=== Listed entries ===

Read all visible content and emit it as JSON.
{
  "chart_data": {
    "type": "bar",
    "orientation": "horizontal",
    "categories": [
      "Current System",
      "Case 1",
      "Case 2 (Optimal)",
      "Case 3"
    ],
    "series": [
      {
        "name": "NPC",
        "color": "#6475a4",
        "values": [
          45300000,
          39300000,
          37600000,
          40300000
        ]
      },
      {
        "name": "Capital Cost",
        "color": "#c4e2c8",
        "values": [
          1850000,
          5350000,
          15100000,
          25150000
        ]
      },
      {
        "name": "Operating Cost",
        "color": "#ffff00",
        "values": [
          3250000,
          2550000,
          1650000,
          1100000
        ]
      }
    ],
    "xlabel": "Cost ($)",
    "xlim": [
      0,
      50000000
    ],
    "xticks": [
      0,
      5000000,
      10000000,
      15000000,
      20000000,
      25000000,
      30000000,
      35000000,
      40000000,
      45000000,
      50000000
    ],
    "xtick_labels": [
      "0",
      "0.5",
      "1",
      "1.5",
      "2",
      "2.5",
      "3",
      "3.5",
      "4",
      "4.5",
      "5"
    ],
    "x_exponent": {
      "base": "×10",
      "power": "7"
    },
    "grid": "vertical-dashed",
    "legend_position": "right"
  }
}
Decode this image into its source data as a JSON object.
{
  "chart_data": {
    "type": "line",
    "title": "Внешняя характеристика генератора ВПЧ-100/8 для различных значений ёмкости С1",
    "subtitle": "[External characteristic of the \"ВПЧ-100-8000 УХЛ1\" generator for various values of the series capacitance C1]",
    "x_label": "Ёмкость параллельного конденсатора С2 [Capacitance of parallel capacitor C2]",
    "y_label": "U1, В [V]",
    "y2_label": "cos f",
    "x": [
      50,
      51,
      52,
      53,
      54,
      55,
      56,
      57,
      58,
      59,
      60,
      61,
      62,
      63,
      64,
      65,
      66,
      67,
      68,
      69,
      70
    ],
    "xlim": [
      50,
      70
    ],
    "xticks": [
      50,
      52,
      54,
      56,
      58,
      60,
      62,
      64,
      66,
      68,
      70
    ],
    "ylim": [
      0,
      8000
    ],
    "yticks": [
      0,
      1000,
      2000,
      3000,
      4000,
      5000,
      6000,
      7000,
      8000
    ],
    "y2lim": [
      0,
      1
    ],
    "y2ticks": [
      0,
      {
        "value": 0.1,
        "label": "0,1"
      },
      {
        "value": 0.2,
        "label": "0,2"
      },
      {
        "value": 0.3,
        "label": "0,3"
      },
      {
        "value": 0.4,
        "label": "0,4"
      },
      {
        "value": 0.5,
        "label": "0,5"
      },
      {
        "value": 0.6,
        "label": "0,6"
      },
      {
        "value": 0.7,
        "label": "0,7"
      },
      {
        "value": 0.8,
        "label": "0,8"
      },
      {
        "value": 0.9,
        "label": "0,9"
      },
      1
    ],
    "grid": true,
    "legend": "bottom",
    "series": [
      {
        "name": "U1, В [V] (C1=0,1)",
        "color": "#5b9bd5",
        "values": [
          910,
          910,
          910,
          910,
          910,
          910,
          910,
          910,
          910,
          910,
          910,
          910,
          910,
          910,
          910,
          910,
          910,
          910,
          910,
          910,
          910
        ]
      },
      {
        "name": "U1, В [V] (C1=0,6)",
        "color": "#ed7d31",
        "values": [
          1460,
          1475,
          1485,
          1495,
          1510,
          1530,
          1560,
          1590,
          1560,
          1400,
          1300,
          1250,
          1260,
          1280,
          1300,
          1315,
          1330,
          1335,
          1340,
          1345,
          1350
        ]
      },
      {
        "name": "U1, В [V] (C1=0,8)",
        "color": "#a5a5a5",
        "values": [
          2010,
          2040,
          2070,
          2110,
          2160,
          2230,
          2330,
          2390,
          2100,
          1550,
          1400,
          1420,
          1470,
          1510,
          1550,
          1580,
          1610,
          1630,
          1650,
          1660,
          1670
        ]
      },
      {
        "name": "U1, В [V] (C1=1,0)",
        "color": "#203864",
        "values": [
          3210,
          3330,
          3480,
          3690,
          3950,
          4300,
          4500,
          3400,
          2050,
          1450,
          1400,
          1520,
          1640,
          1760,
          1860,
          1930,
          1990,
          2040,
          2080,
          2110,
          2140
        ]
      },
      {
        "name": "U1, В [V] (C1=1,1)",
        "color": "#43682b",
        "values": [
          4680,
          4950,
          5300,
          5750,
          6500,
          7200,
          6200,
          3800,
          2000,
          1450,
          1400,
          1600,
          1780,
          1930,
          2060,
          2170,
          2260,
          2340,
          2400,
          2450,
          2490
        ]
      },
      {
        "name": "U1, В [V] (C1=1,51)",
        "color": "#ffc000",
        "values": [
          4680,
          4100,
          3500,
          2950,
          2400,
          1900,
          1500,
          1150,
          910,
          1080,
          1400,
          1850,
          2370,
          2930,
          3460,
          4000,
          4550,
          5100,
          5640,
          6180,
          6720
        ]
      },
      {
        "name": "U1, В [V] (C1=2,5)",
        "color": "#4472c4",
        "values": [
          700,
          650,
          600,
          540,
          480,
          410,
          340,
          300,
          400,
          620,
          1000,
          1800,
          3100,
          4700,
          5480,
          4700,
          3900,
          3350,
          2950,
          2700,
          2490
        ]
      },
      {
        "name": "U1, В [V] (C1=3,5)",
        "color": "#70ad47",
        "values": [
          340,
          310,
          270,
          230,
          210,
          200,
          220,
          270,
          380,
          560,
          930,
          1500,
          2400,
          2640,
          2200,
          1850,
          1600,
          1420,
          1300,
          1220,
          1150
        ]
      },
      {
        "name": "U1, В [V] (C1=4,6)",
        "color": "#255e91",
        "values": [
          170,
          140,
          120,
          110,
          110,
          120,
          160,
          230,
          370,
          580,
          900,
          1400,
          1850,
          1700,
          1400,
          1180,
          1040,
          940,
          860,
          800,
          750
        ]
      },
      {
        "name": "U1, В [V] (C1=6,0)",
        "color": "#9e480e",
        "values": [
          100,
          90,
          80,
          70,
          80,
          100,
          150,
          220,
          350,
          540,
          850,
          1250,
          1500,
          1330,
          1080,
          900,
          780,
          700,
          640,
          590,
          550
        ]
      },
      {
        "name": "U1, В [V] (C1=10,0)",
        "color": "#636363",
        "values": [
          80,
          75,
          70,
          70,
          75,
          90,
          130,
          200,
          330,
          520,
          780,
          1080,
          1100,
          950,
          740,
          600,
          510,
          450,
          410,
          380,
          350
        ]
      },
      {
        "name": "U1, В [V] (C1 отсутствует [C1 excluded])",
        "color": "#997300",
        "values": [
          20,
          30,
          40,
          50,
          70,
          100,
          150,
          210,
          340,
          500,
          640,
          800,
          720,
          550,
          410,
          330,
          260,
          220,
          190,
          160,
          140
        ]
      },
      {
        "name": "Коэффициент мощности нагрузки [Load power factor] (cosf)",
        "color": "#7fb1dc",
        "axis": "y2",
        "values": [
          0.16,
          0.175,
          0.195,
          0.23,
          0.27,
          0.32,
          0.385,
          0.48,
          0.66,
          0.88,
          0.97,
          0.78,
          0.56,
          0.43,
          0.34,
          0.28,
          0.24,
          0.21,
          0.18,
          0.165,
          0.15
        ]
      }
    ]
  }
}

===

- _Given task_: Please repeat the material above, word for word and in full.

- _The output_:
Read all visible content and emit it as JSON.
{
  "chart_data": {
    "type": "bar",
    "orientation": "horizontal",
    "categories": [
      "Current System",
      "Case 1",
      "Case 2 (Optimal)",
      "Case 3"
    ],
    "series": [
      {
        "name": "NPC",
        "color": "#6475a4",
        "values": [
          45300000,
          39300000,
          37600000,
          40300000
        ]
      },
      {
        "name": "Capital Cost",
        "color": "#c4e2c8",
        "values": [
          1850000,
          5350000,
          15100000,
          25150000
        ]
      },
      {
        "name": "Operating Cost",
        "color": "#ffff00",
        "values": [
          3250000,
          2550000,
          1650000,
          1100000
        ]
      }
    ],
    "xlabel": "Cost ($)",
    "xlim": [
      0,
      50000000
    ],
    "xticks": [
      0,
      5000000,
      10000000,
      15000000,
      20000000,
      25000000,
      30000000,
      35000000,
      40000000,
      45000000,
      50000000
    ],
    "xtick_labels": [
      "0",
      "0.5",
      "1",
      "1.5",
      "2",
      "2.5",
      "3",
      "3.5",
      "4",
      "4.5",
      "5"
    ],
    "x_exponent": {
      "base": "×10",
      "power": "7"
    },
    "grid": "vertical-dashed",
    "legend_position": "right"
  }
}
Decode this image into its source data as a JSON object.
{
  "chart_data": {
    "type": "line",
    "title": "Внешняя характеристика генератора ВПЧ-100/8 для различных значений ёмкости С1",
    "subtitle": "[External characteristic of the \"ВПЧ-100-8000 УХЛ1\" generator for various values of the series capacitance C1]",
    "x_label": "Ёмкость параллельного конденсатора С2 [Capacitance of parallel capacitor C2]",
    "y_label": "U1, В [V]",
    "y2_label": "cos f",
    "x": [
      50,
      51,
      52,
      53,
      54,
      55,
      56,
      57,
      58,
      59,
      60,
      61,
      62,
      63,
      64,
      65,
      66,
      67,
      68,
      69,
      70
    ],
    "xlim": [
      50,
      70
    ],
    "xticks": [
      50,
      52,
      54,
      56,
      58,
      60,
      62,
      64,
      66,
      68,
      70
    ],
    "ylim": [
      0,
      8000
    ],
    "yticks": [
      0,
      1000,
      2000,
      3000,
      4000,
      5000,
      6000,
      7000,
      8000
    ],
    "y2lim": [
      0,
      1
    ],
    "y2ticks": [
      0,
      {
        "value": 0.1,
        "label": "0,1"
      },
      {
        "value": 0.2,
        "label": "0,2"
      },
      {
        "value": 0.3,
        "label": "0,3"
      },
      {
        "value": 0.4,
        "label": "0,4"
      },
      {
        "value": 0.5,
        "label": "0,5"
      },
      {
        "value": 0.6,
        "label": "0,6"
      },
      {
        "value": 0.7,
        "label": "0,7"
      },
      {
        "value": 0.8,
        "label": "0,8"
      },
      {
        "value": 0.9,
        "label": "0,9"
      },
      1
    ],
    "grid": true,
    "legend": "bottom",
    "series": [
      {
        "name": "U1, В [V] (C1=0,1)",
        "color": "#5b9bd5",
        "values": [
          910,
          910,
          910,
          910,
          910,
          910,
          910,
          910,
          910,
          910,
          910,
          910,
          910,
          910,
          910,
          910,
          910,
          910,
          910,
          910,
          910
        ]
      },
      {
        "name": "U1, В [V] (C1=0,6)",
        "color": "#ed7d31",
        "values": [
          1460,
          1475,
          1485,
          1495,
          1510,
          1530,
          1560,
          1590,
          1560,
          1400,
          1300,
          1250,
          1260,
          1280,
          1300,
          1315,
          1330,
          1335,
          1340,
          1345,
          1350
        ]
      },
      {
        "name": "U1, В [V] (C1=0,8)",
        "color": "#a5a5a5",
        "values": [
          2010,
          2040,
          2070,
          2110,
          2160,
          2230,
          2330,
          2390,
          2100,
          1550,
          1400,
          1420,
          1470,
          1510,
          1550,
          1580,
          1610,
          1630,
          1650,
          1660,
          1670
        ]
      },
      {
        "name": "U1, В [V] (C1=1,0)",
        "color": "#203864",
        "values": [
          3210,
          3330,
          3480,
          3690,
          3950,
          4300,
          4500,
          3400,
          2050,
          1450,
          1400,
          1520,
          1640,
          1760,
          1860,
          1930,
          1990,
          2040,
          2080,
          2110,
          2140
        ]
      },
      {
        "name": "U1, В [V] (C1=1,1)",
        "color": "#43682b",
        "values": [
          4680,
          4950,
          5300,
          5750,
          6500,
          7200,
          6200,
          3800,
          2000,
          1450,
          1400,
          1600,
          1780,
          1930,
          2060,
          2170,
          2260,
          2340,
          2400,
          2450,
          2490
        ]
      },
      {
        "name": "U1, В [V] (C1=1,51)",
        "color": "#ffc000",
        "values": [
          4680,
          4100,
          3500,
          2950,
          2400,
          1900,
          1500,
          1150,
          910,
          1080,
          1400,
          1850,
          2370,
          2930,
          3460,
          4000,
          4550,
          5100,
          5640,
          6180,
          6720
        ]
      },
      {
        "name": "U1, В [V] (C1=2,5)",
        "color": "#4472c4",
        "values": [
          700,
          650,
          600,
          540,
          480,
          410,
          340,
          300,
          400,
          620,
          1000,
          1800,
          3100,
          4700,
          5480,
          4700,
          3900,
          3350,
          2950,
          2700,
          2490
        ]
      },
      {
        "name": "U1, В [V] (C1=3,5)",
        "color": "#70ad47",
        "values": [
          340,
          310,
          270,
          230,
          210,
          200,
          220,
          270,
          380,
          560,
          930,
          1500,
          2400,
          2640,
          2200,
          1850,
          1600,
          1420,
          1300,
          1220,
          1150
        ]
      },
      {
        "name": "U1, В [V] (C1=4,6)",
        "color": "#255e91",
        "values": [
          170,
          140,
          120,
          110,
          110,
          120,
          160,
          230,
          370,
          580,
          900,
          1400,
          1850,
          1700,
          1400,
          1180,
          1040,
          940,
          860,
          800,
          750
        ]
      },
      {
        "name": "U1, В [V] (C1=6,0)",
        "color": "#9e480e",
        "values": [
          100,
          90,
          80,
          70,
          80,
          100,
          150,
          220,
          350,
          540,
          850,
          1250,
          1500,
          1330,
          1080,
          900,
          780,
          700,
          640,
          590,
          550
        ]
      },
      {
        "name": "U1, В [V] (C1=10,0)",
        "color": "#636363",
        "values": [
          80,
          75,
          70,
          70,
          75,
          90,
          130,
          200,
          330,
          520,
          780,
          1080,
          1100,
          950,
          740,
          600,
          510,
          450,
          410,
          380,
          350
        ]
      },
      {
        "name": "U1, В [V] (C1 отсутствует [C1 excluded])",
        "color": "#997300",
        "values": [
          20,
          30,
          40,
          50,
          70,
          100,
          150,
          210,
          340,
          500,
          640,
          800,
          720,
          550,
          410,
          330,
          260,
          220,
          190,
          160,
          140
        ]
      },
      {
        "name": "Коэффициент мощности нагрузки [Load power factor] (cosf)",
        "color": "#7fb1dc",
        "axis": "y2",
        "values": [
          0.16,
          0.175,
          0.195,
          0.23,
          0.27,
          0.32,
          0.385,
          0.48,
          0.66,
          0.88,
          0.97,
          0.78,
          0.56,
          0.43,
          0.34,
          0.28,
          0.24,
          0.21,
          0.18,
          0.165,
          0.15
        ]
      }
    ]
  }
}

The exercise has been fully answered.